:: INFORMATION PROVIDED ::

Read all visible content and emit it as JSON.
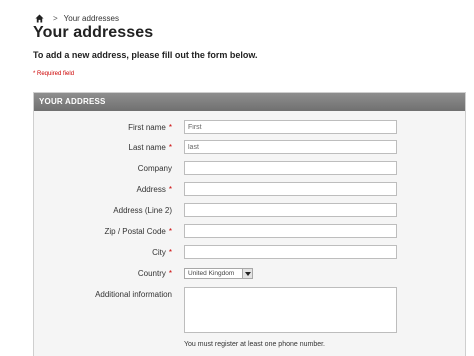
{
  "breadcrumb": {
    "home_icon": "home-icon",
    "separator": ">",
    "current": "Your addresses"
  },
  "page": {
    "title": "Your addresses",
    "intro": "To add a new address, please fill out the form below.",
    "required_note": "* Required field"
  },
  "form": {
    "header": "YOUR ADDRESS",
    "required_marker": "*",
    "fields": {
      "firstname": {
        "label": "First name",
        "value": "First",
        "required": true
      },
      "lastname": {
        "label": "Last name",
        "value": "last",
        "required": true
      },
      "company": {
        "label": "Company",
        "value": "",
        "required": false
      },
      "address": {
        "label": "Address",
        "value": "",
        "required": true
      },
      "address2": {
        "label": "Address (Line 2)",
        "value": "",
        "required": false
      },
      "postcode": {
        "label": "Zip / Postal Code",
        "value": "",
        "required": true
      },
      "city": {
        "label": "City",
        "value": "",
        "required": true
      },
      "country": {
        "label": "Country",
        "value": "United Kingdom",
        "required": true
      },
      "other": {
        "label": "Additional information",
        "value": "",
        "required": false
      }
    },
    "phone_note": "You must register at least one phone number."
  },
  "colors": {
    "required": "#cc0000",
    "header_bg": "#7a7a7a",
    "panel_bg": "#f5f5f5"
  }
}
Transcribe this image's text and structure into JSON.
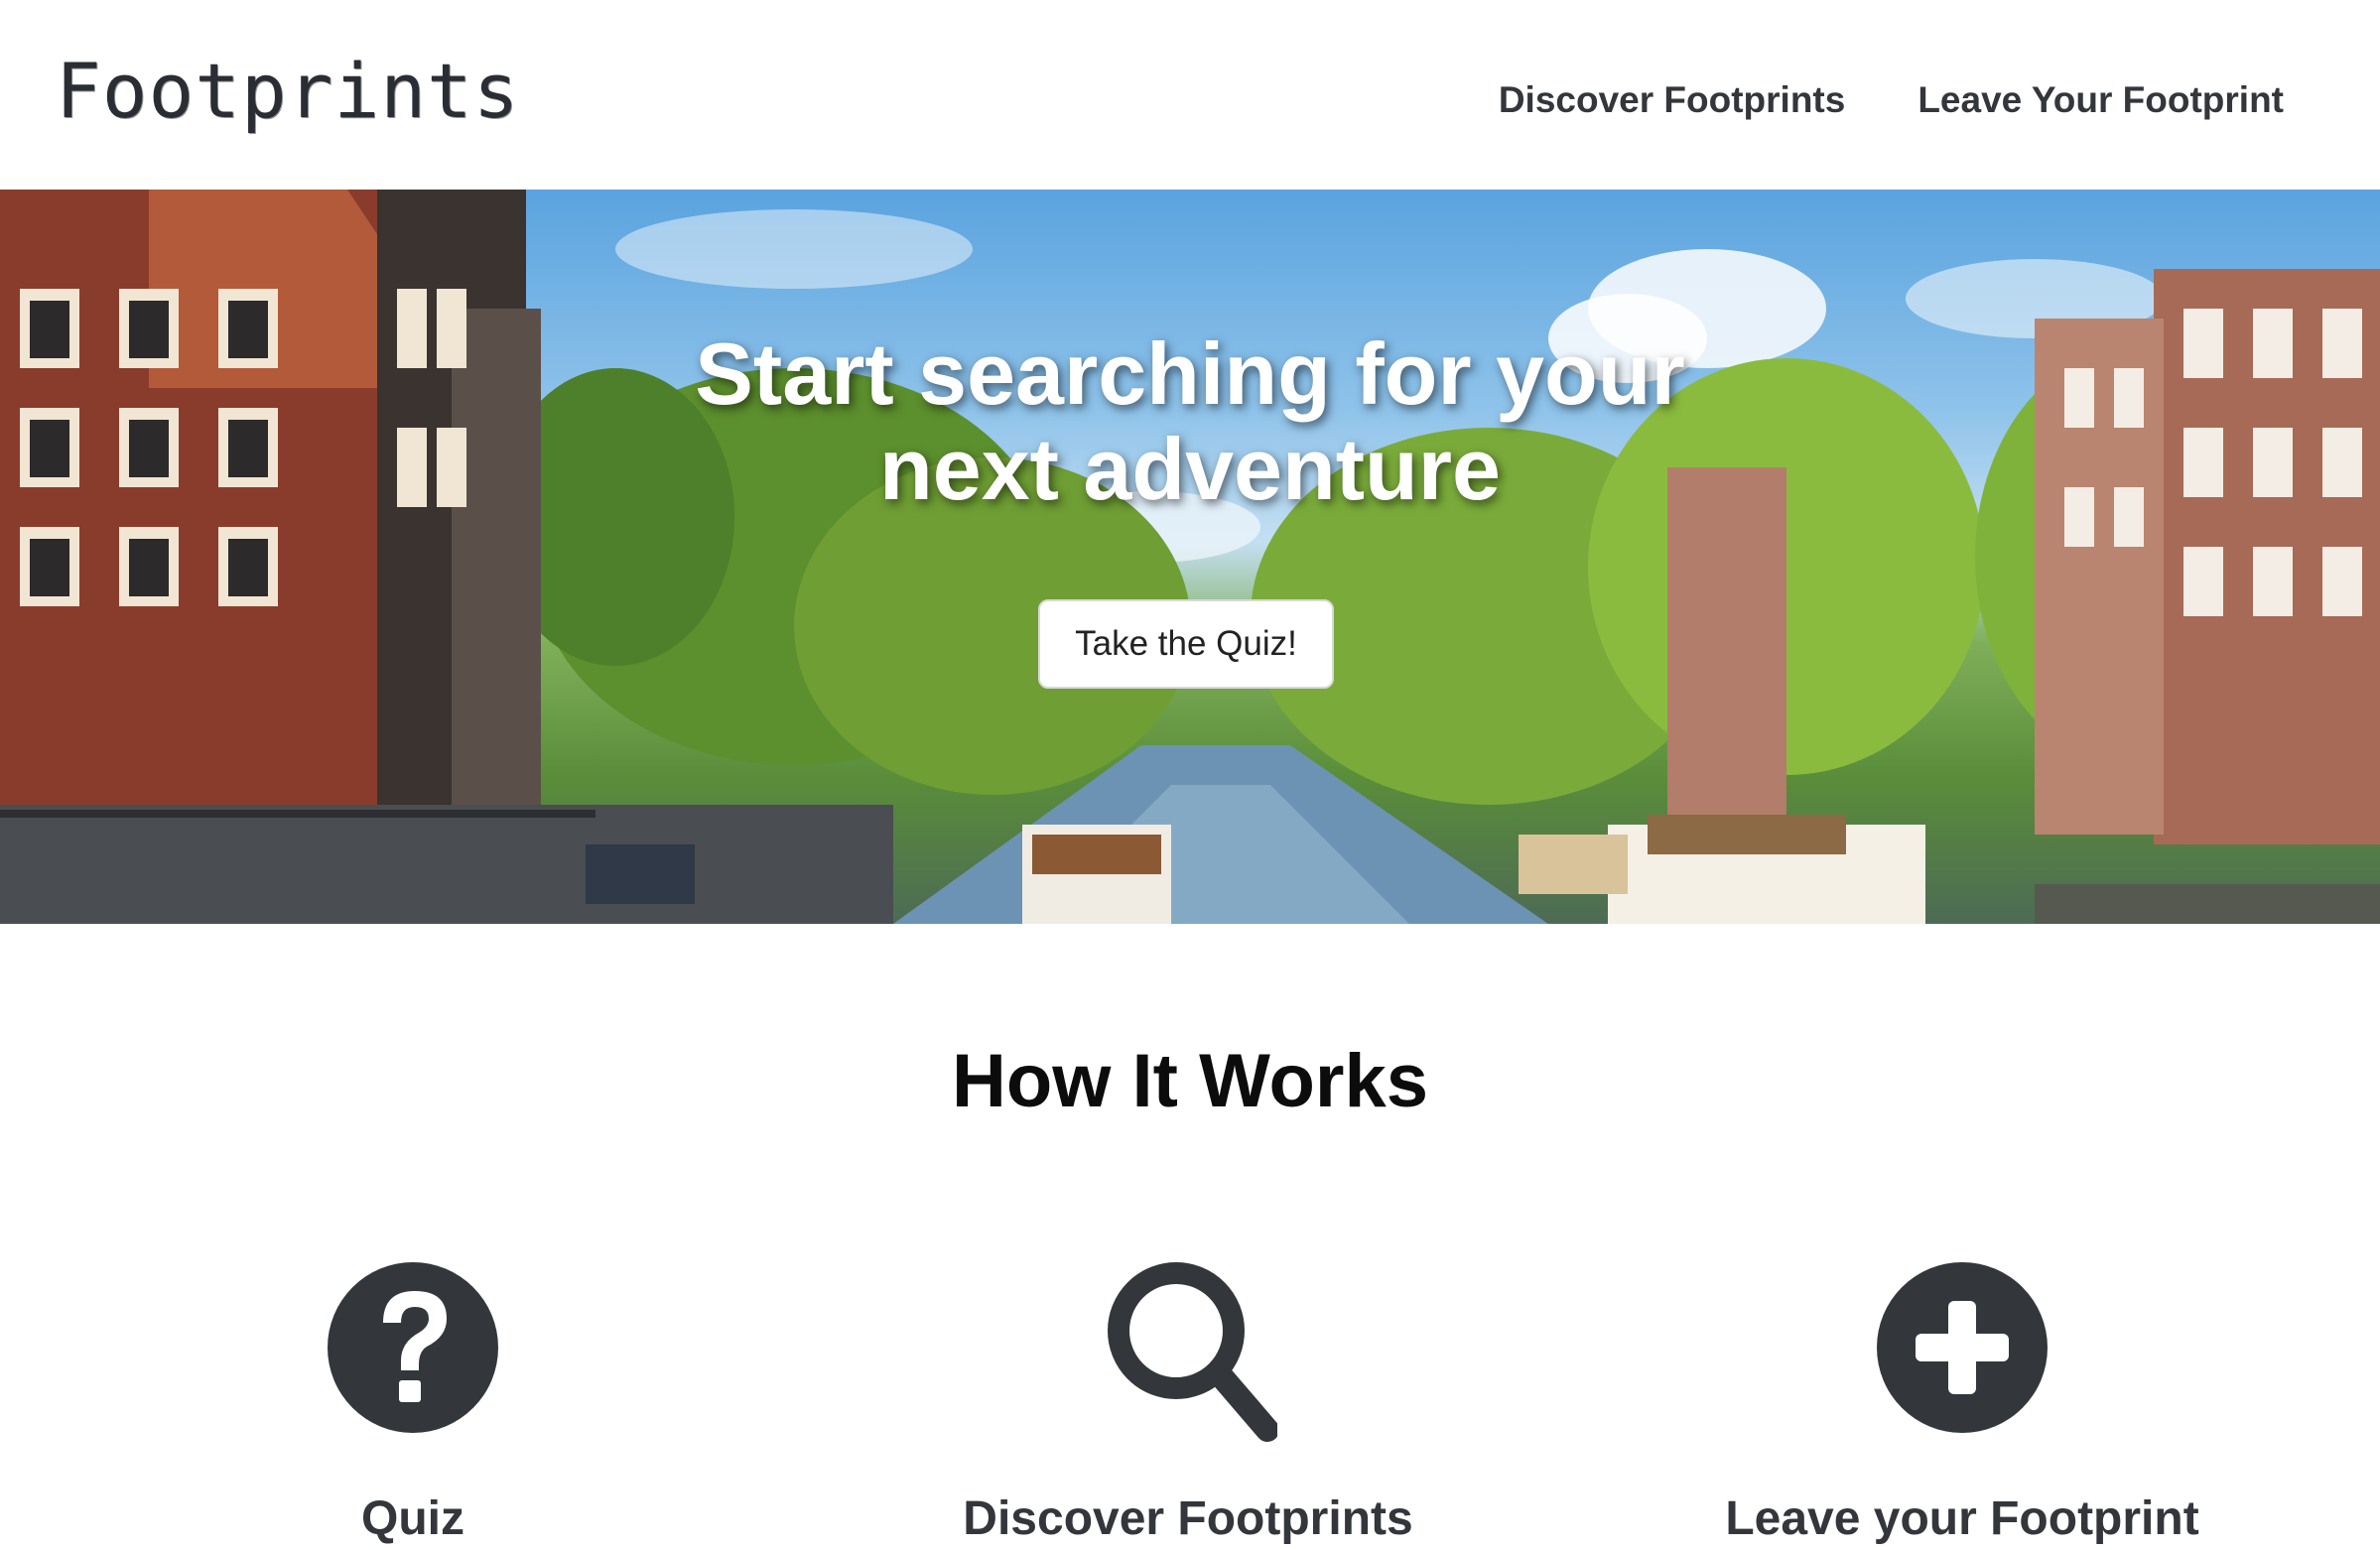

:::

*WHAT IS REQUIRED*
Using the records above, output their complete text exactly, minus any images.

*ANSWER TO THE PROBLEM*
Read all visible content and emit it as JSON.
{
  "breadcrumb": {
    "home_icon": "home-icon",
    "separator": ">",
    "current": "Your addresses"
  },
  "page": {
    "title": "Your addresses",
    "intro": "To add a new address, please fill out the form below.",
    "required_note": "* Required field"
  },
  "form": {
    "header": "YOUR ADDRESS",
    "required_marker": "*",
    "fields": {
      "firstname": {
        "label": "First name",
        "value": "First",
        "required": true
      },
      "lastname": {
        "label": "Last name",
        "value": "last",
        "required": true
      },
      "company": {
        "label": "Company",
        "value": "",
        "required": false
      },
      "address": {
        "label": "Address",
        "value": "",
        "required": true
      },
      "address2": {
        "label": "Address (Line 2)",
        "value": "",
        "required": false
      },
      "postcode": {
        "label": "Zip / Postal Code",
        "value": "",
        "required": true
      },
      "city": {
        "label": "City",
        "value": "",
        "required": true
      },
      "country": {
        "label": "Country",
        "value": "United Kingdom",
        "required": true
      },
      "other": {
        "label": "Additional information",
        "value": "",
        "required": false
      }
    },
    "phone_note": "You must register at least one phone number."
  },
  "colors": {
    "required": "#cc0000",
    "header_bg": "#7a7a7a",
    "panel_bg": "#f5f5f5"
  }
}
Transcribe this image's text and structure into JSON.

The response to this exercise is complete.